-------- Input for this task

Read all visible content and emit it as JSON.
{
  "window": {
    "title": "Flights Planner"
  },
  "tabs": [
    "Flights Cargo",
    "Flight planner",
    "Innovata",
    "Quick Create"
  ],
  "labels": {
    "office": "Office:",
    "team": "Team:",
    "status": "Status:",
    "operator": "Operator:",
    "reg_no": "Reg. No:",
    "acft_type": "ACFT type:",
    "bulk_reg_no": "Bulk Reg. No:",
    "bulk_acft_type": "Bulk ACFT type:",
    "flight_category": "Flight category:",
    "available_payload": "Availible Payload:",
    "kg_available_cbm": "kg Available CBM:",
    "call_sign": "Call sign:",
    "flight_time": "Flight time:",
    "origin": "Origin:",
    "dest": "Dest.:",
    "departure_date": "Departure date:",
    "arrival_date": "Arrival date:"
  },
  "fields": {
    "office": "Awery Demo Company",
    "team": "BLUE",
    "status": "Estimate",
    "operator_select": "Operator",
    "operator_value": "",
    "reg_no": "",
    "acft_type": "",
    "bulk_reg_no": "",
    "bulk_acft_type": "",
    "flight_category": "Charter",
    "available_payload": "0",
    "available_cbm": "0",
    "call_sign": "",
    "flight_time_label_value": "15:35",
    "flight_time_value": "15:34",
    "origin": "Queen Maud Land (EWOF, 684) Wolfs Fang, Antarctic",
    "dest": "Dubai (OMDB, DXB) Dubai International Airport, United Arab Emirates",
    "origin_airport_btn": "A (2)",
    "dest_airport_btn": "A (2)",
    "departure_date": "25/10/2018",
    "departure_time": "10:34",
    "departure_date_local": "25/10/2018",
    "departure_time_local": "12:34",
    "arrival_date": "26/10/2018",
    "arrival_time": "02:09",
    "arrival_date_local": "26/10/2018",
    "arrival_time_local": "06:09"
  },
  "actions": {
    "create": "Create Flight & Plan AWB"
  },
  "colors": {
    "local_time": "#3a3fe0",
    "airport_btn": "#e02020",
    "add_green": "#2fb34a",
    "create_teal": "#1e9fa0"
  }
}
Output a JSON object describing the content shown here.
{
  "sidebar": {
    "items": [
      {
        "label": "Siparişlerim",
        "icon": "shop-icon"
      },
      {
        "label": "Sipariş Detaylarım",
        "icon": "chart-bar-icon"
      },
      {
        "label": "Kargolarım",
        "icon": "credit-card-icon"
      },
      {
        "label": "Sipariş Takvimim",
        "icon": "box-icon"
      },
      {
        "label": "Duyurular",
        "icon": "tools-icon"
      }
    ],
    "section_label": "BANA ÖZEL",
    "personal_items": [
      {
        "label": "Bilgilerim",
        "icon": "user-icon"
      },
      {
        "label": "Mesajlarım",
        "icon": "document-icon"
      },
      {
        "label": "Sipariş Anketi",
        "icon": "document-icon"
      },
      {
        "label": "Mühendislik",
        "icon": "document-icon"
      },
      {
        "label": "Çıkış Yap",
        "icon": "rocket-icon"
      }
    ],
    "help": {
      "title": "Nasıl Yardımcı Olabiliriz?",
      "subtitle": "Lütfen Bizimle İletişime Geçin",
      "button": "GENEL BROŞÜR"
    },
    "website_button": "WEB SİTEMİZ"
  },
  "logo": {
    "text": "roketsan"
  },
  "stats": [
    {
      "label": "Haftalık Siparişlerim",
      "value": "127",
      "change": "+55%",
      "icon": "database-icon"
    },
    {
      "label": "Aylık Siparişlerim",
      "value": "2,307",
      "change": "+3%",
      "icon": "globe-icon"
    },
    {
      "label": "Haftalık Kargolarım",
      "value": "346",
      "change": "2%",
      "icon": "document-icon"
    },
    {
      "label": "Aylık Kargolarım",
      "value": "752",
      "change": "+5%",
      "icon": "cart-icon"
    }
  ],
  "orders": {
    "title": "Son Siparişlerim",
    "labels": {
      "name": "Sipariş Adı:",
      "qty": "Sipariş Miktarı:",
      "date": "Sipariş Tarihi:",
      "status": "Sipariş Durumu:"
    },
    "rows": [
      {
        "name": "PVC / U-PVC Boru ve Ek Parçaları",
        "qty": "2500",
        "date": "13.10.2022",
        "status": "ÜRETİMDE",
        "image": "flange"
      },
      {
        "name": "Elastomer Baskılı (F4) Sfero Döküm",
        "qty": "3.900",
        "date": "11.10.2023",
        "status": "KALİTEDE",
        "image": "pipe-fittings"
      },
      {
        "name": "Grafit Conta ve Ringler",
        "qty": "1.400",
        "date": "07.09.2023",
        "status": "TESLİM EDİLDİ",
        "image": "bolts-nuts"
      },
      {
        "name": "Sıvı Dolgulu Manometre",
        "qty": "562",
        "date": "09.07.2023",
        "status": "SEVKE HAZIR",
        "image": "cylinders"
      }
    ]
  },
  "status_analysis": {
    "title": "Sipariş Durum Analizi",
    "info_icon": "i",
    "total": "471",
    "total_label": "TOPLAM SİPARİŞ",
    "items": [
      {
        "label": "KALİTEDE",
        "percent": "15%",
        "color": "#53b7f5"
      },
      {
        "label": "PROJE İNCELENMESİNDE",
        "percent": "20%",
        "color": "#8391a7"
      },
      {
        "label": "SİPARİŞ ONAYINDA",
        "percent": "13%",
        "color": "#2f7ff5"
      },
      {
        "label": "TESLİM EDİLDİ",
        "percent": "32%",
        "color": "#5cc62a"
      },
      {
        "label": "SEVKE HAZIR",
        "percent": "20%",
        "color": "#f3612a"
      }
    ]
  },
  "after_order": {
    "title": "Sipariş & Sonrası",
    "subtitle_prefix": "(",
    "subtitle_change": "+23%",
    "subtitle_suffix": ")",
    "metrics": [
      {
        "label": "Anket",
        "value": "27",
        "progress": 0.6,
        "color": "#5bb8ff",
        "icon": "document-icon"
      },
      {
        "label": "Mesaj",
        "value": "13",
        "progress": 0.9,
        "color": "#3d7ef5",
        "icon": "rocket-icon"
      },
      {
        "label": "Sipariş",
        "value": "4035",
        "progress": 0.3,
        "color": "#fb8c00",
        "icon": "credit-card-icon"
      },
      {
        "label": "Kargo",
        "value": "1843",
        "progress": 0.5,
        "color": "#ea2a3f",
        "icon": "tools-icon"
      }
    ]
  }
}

----------------

- Requirements: All of the material must be reproduced exactly.

- Solved exercise:
Read all visible content and emit it as JSON.
{
  "window": {
    "title": "Flights Planner"
  },
  "tabs": [
    "Flights Cargo",
    "Flight planner",
    "Innovata",
    "Quick Create"
  ],
  "labels": {
    "office": "Office:",
    "team": "Team:",
    "status": "Status:",
    "operator": "Operator:",
    "reg_no": "Reg. No:",
    "acft_type": "ACFT type:",
    "bulk_reg_no": "Bulk Reg. No:",
    "bulk_acft_type": "Bulk ACFT type:",
    "flight_category": "Flight category:",
    "available_payload": "Availible Payload:",
    "kg_available_cbm": "kg Available CBM:",
    "call_sign": "Call sign:",
    "flight_time": "Flight time:",
    "origin": "Origin:",
    "dest": "Dest.:",
    "departure_date": "Departure date:",
    "arrival_date": "Arrival date:"
  },
  "fields": {
    "office": "Awery Demo Company",
    "team": "BLUE",
    "status": "Estimate",
    "operator_select": "Operator",
    "operator_value": "",
    "reg_no": "",
    "acft_type": "",
    "bulk_reg_no": "",
    "bulk_acft_type": "",
    "flight_category": "Charter",
    "available_payload": "0",
    "available_cbm": "0",
    "call_sign": "",
    "flight_time_label_value": "15:35",
    "flight_time_value": "15:34",
    "origin": "Queen Maud Land (EWOF, 684) Wolfs Fang, Antarctic",
    "dest": "Dubai (OMDB, DXB) Dubai International Airport, United Arab Emirates",
    "origin_airport_btn": "A (2)",
    "dest_airport_btn": "A (2)",
    "departure_date": "25/10/2018",
    "departure_time": "10:34",
    "departure_date_local": "25/10/2018",
    "departure_time_local": "12:34",
    "arrival_date": "26/10/2018",
    "arrival_time": "02:09",
    "arrival_date_local": "26/10/2018",
    "arrival_time_local": "06:09"
  },
  "actions": {
    "create": "Create Flight & Plan AWB"
  },
  "colors": {
    "local_time": "#3a3fe0",
    "airport_btn": "#e02020",
    "add_green": "#2fb34a",
    "create_teal": "#1e9fa0"
  }
}
Output a JSON object describing the content shown here.
{
  "sidebar": {
    "items": [
      {
        "label": "Siparişlerim",
        "icon": "shop-icon"
      },
      {
        "label": "Sipariş Detaylarım",
        "icon": "chart-bar-icon"
      },
      {
        "label": "Kargolarım",
        "icon": "credit-card-icon"
      },
      {
        "label": "Sipariş Takvimim",
        "icon": "box-icon"
      },
      {
        "label": "Duyurular",
        "icon": "tools-icon"
      }
    ],
    "section_label": "BANA ÖZEL",
    "personal_items": [
      {
        "label": "Bilgilerim",
        "icon": "user-icon"
      },
      {
        "label": "Mesajlarım",
        "icon": "document-icon"
      },
      {
        "label": "Sipariş Anketi",
        "icon": "document-icon"
      },
      {
        "label": "Mühendislik",
        "icon": "document-icon"
      },
      {
        "label": "Çıkış Yap",
        "icon": "rocket-icon"
      }
    ],
    "help": {
      "title": "Nasıl Yardımcı Olabiliriz?",
      "subtitle": "Lütfen Bizimle İletişime Geçin",
      "button": "GENEL BROŞÜR"
    },
    "website_button": "WEB SİTEMİZ"
  },
  "logo": {
    "text": "roketsan"
  },
  "stats": [
    {
      "label": "Haftalık Siparişlerim",
      "value": "127",
      "change": "+55%",
      "icon": "database-icon"
    },
    {
      "label": "Aylık Siparişlerim",
      "value": "2,307",
      "change": "+3%",
      "icon": "globe-icon"
    },
    {
      "label": "Haftalık Kargolarım",
      "value": "346",
      "change": "2%",
      "icon": "document-icon"
    },
    {
      "label": "Aylık Kargolarım",
      "value": "752",
      "change": "+5%",
      "icon": "cart-icon"
    }
  ],
  "orders": {
    "title": "Son Siparişlerim",
    "labels": {
      "name": "Sipariş Adı:",
      "qty": "Sipariş Miktarı:",
      "date": "Sipariş Tarihi:",
      "status": "Sipariş Durumu:"
    },
    "rows": [
      {
        "name": "PVC / U-PVC Boru ve Ek Parçaları",
        "qty": "2500",
        "date": "13.10.2022",
        "status": "ÜRETİMDE",
        "image": "flange"
      },
      {
        "name": "Elastomer Baskılı (F4) Sfero Döküm",
        "qty": "3.900",
        "date": "11.10.2023",
        "status": "KALİTEDE",
        "image": "pipe-fittings"
      },
      {
        "name": "Grafit Conta ve Ringler",
        "qty": "1.400",
        "date": "07.09.2023",
        "status": "TESLİM EDİLDİ",
        "image": "bolts-nuts"
      },
      {
        "name": "Sıvı Dolgulu Manometre",
        "qty": "562",
        "date": "09.07.2023",
        "status": "SEVKE HAZIR",
        "image": "cylinders"
      }
    ]
  },
  "status_analysis": {
    "title": "Sipariş Durum Analizi",
    "info_icon": "i",
    "total": "471",
    "total_label": "TOPLAM SİPARİŞ",
    "items": [
      {
        "label": "KALİTEDE",
        "percent": "15%",
        "color": "#53b7f5"
      },
      {
        "label": "PROJE İNCELENMESİNDE",
        "percent": "20%",
        "color": "#8391a7"
      },
      {
        "label": "SİPARİŞ ONAYINDA",
        "percent": "13%",
        "color": "#2f7ff5"
      },
      {
        "label": "TESLİM EDİLDİ",
        "percent": "32%",
        "color": "#5cc62a"
      },
      {
        "label": "SEVKE HAZIR",
        "percent": "20%",
        "color": "#f3612a"
      }
    ]
  },
  "after_order": {
    "title": "Sipariş & Sonrası",
    "subtitle_prefix": "(",
    "subtitle_change": "+23%",
    "subtitle_suffix": ")",
    "metrics": [
      {
        "label": "Anket",
        "value": "27",
        "progress": 0.6,
        "color": "#5bb8ff",
        "icon": "document-icon"
      },
      {
        "label": "Mesaj",
        "value": "13",
        "progress": 0.9,
        "color": "#3d7ef5",
        "icon": "rocket-icon"
      },
      {
        "label": "Sipariş",
        "value": "4035",
        "progress": 0.3,
        "color": "#fb8c00",
        "icon": "credit-card-icon"
      },
      {
        "label": "Kargo",
        "value": "1843",
        "progress": 0.5,
        "color": "#ea2a3f",
        "icon": "tools-icon"
      }
    ]
  }
}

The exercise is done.